Data tied to figure images:

+-------+

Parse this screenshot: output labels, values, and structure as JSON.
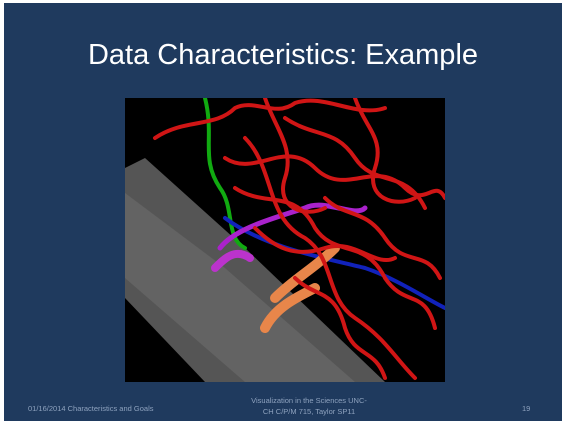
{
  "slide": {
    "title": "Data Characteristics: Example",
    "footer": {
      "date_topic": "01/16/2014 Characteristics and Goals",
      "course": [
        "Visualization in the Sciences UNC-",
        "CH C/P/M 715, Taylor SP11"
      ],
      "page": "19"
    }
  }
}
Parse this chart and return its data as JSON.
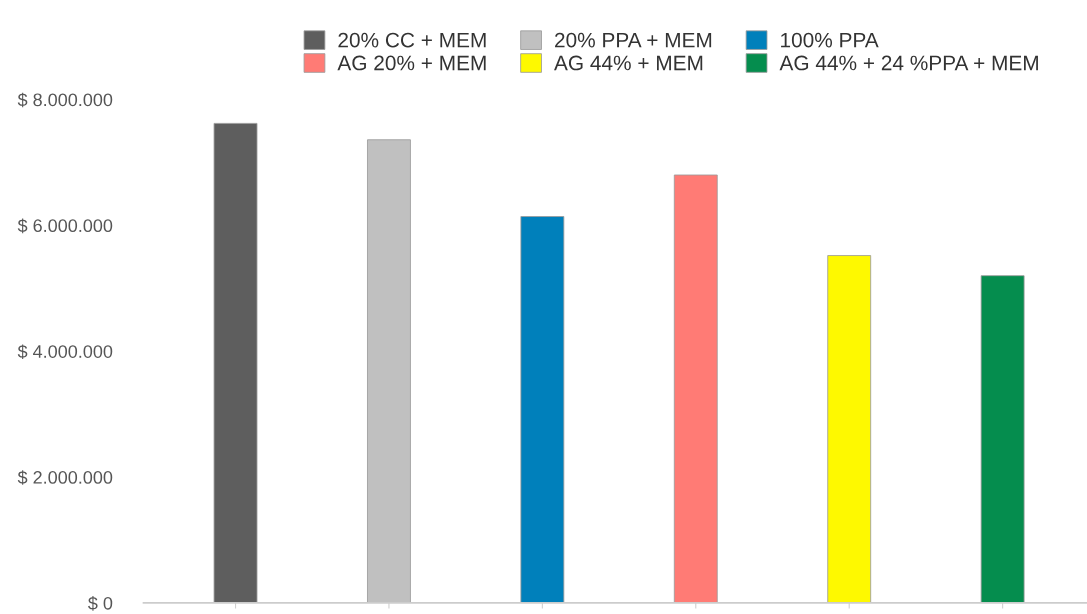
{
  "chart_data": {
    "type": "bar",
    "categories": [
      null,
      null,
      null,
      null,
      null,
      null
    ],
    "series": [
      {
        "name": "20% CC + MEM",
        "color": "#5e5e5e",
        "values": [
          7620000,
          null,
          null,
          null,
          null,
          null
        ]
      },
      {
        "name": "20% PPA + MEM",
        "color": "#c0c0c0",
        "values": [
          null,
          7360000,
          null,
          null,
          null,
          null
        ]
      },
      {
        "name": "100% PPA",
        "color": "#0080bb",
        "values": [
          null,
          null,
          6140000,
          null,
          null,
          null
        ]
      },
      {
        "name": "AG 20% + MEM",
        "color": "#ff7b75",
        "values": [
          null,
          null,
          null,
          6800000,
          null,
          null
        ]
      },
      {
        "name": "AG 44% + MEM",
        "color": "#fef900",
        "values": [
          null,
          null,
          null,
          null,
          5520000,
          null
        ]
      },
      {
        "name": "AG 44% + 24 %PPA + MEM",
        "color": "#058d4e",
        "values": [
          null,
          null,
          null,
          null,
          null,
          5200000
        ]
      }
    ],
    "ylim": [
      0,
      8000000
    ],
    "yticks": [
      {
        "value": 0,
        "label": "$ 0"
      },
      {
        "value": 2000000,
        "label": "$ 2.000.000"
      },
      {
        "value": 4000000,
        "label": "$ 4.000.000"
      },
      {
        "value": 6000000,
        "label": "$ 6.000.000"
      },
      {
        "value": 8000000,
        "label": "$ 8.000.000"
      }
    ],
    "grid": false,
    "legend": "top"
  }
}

+-------+

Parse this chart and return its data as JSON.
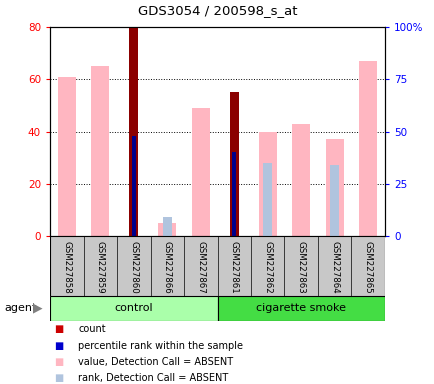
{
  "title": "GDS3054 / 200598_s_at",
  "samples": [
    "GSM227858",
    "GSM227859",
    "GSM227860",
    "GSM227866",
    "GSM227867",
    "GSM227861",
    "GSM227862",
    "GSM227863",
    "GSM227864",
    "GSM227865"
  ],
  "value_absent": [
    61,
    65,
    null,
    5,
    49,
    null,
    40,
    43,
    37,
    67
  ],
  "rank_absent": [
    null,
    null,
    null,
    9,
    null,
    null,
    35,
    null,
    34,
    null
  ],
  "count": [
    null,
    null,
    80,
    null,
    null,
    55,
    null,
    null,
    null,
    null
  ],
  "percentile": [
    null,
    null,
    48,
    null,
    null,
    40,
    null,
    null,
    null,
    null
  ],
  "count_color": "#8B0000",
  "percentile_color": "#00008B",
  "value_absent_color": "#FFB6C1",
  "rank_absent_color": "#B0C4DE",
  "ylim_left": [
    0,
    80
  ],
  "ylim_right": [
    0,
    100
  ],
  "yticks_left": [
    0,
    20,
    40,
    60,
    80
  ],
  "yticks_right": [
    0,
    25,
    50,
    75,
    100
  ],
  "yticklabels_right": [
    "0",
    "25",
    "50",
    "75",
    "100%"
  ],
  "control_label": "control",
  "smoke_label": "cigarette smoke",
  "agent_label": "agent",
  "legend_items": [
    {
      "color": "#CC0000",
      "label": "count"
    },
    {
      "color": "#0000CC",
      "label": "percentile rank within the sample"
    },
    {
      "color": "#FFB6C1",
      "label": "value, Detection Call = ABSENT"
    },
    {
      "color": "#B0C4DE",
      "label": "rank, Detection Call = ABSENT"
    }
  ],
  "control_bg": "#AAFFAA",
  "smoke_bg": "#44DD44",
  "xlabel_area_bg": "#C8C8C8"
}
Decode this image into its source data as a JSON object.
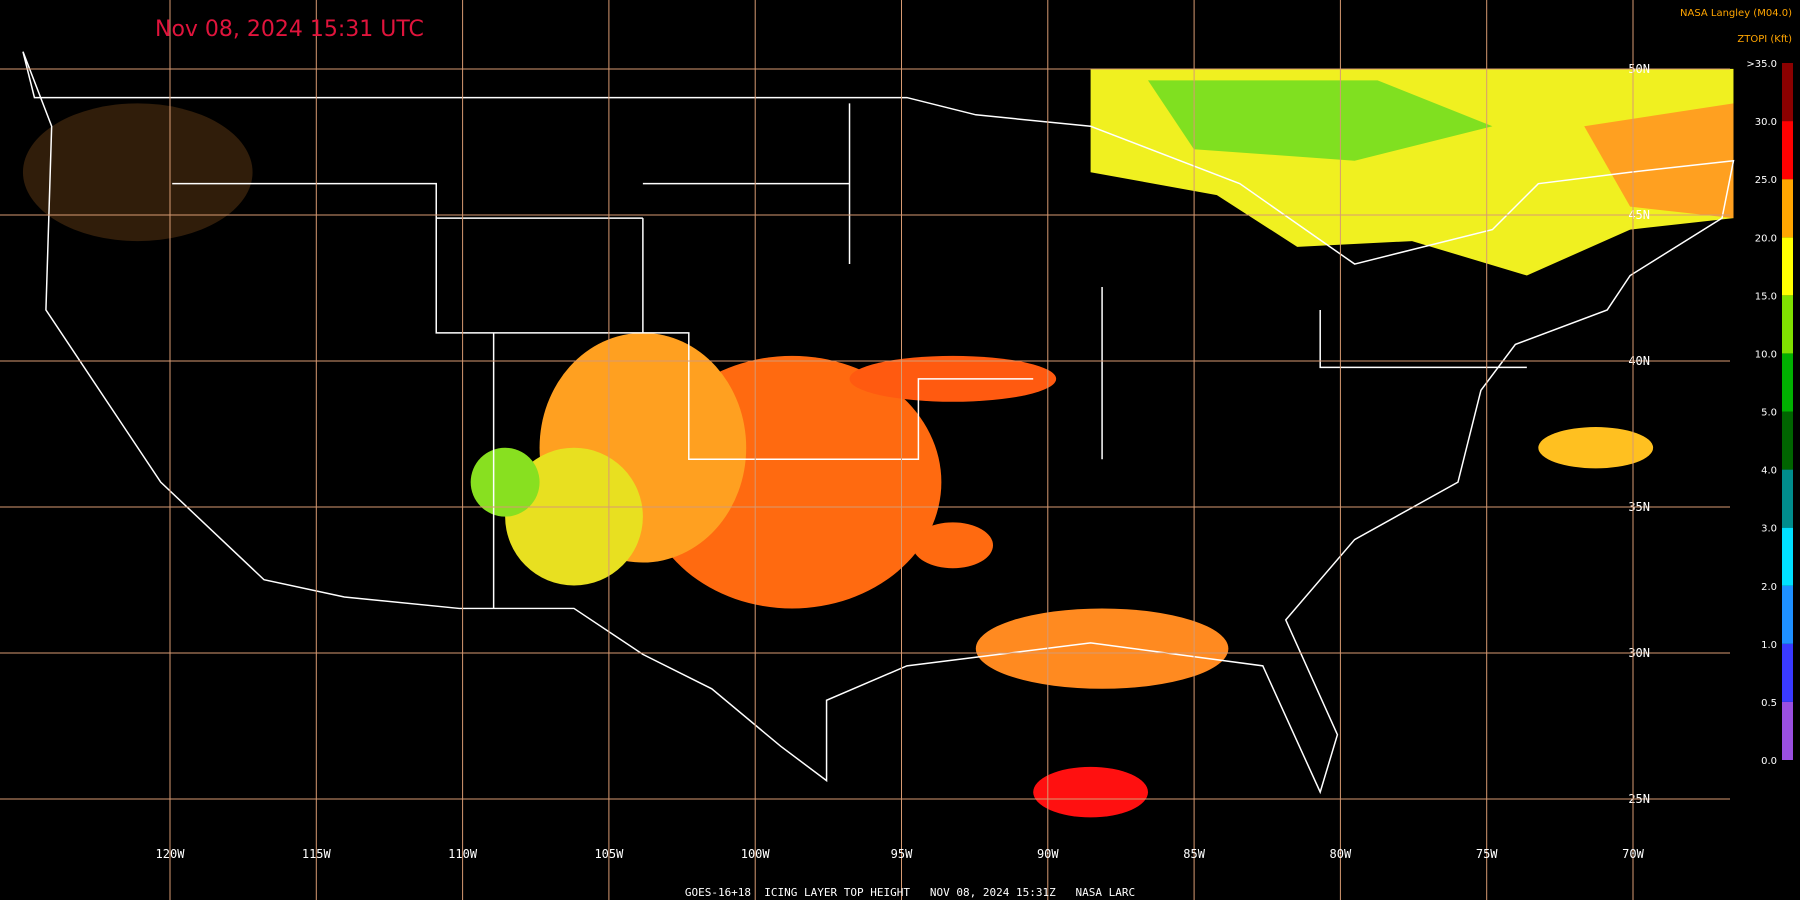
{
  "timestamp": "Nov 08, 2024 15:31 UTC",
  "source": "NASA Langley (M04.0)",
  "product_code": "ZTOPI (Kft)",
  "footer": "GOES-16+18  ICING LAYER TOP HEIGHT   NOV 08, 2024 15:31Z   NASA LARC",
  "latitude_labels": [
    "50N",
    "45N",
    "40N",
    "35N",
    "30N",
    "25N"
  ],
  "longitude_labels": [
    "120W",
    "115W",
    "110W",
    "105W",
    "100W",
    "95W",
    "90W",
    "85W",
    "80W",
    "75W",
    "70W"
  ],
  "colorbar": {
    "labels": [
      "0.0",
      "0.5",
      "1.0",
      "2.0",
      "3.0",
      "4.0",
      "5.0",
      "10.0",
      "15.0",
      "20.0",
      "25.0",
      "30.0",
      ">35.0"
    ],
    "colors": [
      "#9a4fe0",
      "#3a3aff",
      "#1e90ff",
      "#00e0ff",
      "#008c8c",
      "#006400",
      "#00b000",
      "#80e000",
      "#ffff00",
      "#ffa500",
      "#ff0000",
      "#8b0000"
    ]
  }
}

+-------+

• _Short problem_
Looking at the records above, work out how many lines include the word "name", then give that number by itself.

• _Task solution_
6